* _WORK REQUIRED_
Only lines with the word "ihnen" are needed; collect each of them from the listing below.

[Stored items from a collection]
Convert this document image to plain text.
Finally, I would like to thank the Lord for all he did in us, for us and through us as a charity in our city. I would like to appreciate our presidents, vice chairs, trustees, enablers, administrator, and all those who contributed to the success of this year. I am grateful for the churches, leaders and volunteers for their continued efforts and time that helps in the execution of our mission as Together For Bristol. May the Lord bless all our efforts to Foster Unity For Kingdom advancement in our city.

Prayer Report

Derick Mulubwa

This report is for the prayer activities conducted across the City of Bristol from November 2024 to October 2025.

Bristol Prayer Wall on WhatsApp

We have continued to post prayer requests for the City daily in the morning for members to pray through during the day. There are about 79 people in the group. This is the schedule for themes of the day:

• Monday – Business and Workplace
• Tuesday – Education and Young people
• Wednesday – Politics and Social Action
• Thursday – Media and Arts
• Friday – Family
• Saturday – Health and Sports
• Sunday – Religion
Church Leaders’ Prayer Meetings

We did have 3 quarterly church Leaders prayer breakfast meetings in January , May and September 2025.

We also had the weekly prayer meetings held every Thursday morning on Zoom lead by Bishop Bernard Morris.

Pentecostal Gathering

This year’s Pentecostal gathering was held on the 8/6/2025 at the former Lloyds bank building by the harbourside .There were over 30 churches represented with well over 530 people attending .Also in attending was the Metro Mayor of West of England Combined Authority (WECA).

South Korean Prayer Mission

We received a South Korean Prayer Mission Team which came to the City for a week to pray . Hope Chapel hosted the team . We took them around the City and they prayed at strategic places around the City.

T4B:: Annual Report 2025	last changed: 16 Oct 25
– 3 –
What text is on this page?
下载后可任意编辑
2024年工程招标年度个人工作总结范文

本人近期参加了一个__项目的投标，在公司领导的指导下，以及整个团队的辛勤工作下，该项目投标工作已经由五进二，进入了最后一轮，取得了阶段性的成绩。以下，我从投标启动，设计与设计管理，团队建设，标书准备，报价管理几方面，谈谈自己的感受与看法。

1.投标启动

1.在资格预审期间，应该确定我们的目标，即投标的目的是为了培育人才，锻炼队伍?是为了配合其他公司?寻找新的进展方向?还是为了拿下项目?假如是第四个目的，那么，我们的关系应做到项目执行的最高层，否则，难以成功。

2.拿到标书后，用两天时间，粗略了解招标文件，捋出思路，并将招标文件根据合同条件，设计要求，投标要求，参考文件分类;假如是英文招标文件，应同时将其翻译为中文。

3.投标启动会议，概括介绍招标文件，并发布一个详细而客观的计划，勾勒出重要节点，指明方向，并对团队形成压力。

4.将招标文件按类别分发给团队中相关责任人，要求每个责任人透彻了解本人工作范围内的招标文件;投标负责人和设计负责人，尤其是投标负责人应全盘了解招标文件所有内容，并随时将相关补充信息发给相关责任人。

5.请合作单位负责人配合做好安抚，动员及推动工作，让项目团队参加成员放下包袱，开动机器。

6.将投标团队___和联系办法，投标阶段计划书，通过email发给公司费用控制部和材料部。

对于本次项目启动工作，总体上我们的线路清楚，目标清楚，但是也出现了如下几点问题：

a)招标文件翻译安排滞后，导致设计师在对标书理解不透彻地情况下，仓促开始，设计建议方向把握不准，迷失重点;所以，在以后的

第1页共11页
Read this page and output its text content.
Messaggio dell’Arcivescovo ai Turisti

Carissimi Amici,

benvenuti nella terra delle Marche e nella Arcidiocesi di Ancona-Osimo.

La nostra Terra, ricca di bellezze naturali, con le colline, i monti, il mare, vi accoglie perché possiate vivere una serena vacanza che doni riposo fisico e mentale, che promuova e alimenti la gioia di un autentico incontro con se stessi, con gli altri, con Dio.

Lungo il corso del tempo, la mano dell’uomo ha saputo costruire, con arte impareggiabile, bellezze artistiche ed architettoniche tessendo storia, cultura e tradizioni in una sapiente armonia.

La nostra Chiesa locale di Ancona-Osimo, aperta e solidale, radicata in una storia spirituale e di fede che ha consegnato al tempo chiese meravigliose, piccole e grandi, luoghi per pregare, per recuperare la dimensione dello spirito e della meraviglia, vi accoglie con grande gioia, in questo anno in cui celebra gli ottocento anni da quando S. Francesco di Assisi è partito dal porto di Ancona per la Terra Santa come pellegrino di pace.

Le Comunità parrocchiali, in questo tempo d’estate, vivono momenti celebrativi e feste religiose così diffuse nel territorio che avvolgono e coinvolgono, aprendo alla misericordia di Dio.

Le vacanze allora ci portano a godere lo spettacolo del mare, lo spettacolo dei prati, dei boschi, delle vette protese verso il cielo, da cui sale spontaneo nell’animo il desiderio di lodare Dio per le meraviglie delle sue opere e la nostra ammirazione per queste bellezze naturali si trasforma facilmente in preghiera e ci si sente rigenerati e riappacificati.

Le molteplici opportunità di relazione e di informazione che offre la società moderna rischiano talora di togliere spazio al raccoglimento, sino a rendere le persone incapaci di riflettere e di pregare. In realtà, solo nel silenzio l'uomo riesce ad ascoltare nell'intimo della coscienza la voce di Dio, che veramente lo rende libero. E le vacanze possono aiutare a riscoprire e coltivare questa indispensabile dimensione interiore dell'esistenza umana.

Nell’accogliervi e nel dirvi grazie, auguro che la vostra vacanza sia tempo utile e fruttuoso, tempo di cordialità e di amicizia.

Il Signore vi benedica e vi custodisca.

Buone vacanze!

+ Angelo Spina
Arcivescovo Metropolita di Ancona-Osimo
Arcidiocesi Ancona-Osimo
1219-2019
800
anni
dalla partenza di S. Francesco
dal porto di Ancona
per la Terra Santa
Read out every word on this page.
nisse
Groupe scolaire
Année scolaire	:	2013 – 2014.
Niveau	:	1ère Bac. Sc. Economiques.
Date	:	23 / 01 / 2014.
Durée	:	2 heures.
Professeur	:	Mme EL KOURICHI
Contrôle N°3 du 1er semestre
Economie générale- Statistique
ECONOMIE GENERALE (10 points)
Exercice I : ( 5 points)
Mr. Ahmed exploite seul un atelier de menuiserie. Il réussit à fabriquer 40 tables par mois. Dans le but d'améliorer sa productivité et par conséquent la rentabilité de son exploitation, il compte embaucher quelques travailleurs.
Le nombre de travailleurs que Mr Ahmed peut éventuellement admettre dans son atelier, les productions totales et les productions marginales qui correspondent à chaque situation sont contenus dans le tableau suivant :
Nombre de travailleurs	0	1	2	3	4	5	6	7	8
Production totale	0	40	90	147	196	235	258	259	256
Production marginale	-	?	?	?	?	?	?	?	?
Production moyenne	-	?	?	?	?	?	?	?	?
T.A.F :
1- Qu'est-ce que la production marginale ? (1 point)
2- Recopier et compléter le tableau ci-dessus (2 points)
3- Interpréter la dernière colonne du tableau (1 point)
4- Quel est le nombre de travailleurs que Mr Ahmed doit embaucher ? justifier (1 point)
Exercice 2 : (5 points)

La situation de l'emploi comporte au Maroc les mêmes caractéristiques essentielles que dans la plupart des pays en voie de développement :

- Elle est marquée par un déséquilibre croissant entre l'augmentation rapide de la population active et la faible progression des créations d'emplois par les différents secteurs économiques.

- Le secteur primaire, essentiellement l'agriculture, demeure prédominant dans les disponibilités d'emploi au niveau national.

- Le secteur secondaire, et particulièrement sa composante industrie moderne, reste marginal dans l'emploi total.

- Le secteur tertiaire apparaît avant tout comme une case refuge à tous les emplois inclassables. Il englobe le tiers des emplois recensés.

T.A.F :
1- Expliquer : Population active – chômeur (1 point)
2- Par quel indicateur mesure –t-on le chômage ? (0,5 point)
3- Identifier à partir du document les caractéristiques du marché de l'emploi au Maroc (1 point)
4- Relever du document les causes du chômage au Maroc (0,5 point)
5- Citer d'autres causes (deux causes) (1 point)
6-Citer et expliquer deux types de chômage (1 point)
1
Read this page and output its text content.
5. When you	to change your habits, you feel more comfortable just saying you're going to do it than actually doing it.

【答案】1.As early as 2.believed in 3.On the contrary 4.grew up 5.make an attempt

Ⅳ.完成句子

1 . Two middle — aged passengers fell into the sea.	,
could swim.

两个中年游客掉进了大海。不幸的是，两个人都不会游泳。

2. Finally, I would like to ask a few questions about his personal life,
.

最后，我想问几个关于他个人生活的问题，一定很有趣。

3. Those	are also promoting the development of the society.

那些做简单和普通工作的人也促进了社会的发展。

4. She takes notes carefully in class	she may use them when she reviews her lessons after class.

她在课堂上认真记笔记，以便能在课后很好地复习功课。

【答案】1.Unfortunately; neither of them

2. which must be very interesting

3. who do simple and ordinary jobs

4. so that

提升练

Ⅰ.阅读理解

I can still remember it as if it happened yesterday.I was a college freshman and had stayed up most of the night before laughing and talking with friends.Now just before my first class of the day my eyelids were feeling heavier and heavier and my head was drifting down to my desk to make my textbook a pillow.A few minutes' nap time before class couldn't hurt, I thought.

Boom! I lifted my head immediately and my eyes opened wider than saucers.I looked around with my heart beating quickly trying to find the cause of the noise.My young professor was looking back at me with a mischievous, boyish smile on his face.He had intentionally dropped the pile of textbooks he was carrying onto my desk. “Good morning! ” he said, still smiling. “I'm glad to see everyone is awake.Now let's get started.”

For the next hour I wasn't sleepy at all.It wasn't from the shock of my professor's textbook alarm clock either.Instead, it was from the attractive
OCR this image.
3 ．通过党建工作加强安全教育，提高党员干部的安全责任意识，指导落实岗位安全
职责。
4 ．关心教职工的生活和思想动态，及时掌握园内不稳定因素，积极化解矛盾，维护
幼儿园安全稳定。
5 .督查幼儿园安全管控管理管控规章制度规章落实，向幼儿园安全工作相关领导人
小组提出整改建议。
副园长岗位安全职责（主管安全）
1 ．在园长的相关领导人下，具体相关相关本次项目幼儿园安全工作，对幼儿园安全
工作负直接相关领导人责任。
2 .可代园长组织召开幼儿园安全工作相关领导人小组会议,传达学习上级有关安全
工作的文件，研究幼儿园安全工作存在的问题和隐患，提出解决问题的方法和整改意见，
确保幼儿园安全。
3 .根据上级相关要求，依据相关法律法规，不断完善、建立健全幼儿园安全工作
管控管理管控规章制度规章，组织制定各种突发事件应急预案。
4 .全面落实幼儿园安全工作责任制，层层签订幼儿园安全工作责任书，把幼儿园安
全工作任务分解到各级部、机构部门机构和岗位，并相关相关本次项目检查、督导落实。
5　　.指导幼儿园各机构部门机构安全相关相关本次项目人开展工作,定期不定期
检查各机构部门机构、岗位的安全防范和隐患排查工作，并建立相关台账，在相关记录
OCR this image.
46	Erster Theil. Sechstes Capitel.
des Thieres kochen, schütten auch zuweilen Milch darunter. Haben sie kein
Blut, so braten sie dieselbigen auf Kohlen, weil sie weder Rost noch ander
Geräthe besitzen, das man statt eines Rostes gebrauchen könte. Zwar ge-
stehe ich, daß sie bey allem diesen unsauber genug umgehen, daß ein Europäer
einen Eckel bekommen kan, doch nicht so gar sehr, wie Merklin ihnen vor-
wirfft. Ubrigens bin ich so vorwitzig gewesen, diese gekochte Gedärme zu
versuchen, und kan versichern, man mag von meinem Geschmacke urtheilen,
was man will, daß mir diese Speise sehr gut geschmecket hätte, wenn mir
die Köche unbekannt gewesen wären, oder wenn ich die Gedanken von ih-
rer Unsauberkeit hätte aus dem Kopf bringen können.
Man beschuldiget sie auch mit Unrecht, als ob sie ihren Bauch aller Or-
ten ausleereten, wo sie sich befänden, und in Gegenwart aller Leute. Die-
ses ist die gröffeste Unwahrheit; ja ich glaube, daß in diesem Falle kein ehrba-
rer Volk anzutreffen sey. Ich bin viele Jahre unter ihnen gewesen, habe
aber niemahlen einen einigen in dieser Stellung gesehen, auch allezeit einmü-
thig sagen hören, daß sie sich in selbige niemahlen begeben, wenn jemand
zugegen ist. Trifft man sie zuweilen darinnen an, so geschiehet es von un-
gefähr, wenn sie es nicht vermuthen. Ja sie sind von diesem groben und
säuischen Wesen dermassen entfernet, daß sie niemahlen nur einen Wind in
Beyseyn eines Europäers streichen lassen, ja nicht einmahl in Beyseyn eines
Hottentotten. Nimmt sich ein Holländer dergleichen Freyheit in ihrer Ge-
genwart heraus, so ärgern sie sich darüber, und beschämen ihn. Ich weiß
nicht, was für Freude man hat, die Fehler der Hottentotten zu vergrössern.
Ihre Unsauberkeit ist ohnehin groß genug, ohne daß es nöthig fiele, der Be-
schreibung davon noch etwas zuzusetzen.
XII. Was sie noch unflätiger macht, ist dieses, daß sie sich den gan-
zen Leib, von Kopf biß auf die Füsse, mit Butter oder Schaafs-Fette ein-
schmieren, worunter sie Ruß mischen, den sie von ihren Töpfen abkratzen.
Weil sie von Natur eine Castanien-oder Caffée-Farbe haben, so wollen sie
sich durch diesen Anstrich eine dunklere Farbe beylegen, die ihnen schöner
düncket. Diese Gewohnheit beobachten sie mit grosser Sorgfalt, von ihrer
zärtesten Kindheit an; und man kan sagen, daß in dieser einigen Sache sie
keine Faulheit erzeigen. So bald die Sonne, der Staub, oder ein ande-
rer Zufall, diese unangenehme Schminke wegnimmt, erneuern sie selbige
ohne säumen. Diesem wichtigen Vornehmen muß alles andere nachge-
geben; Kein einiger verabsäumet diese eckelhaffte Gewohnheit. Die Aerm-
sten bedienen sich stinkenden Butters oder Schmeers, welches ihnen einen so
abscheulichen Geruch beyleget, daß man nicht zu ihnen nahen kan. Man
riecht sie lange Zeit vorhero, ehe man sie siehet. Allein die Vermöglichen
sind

* _TASK SOLUTION_
einen Eckel bekommen kan, doch nicht so gar sehr, wie Merklin ihnen vor-
rer Volk anzutreffen sey. Ich bin viele Jahre unter ihnen gewesen, habe
sich durch diesen Anstrich eine dunklere Farbe beylegen, die ihnen schöner
sten bedienen sich stinkenden Butters oder Schmeers, welches ihnen einen so
abscheulichen Geruch beyleget, daß man nicht zu ihnen nahen kan. Man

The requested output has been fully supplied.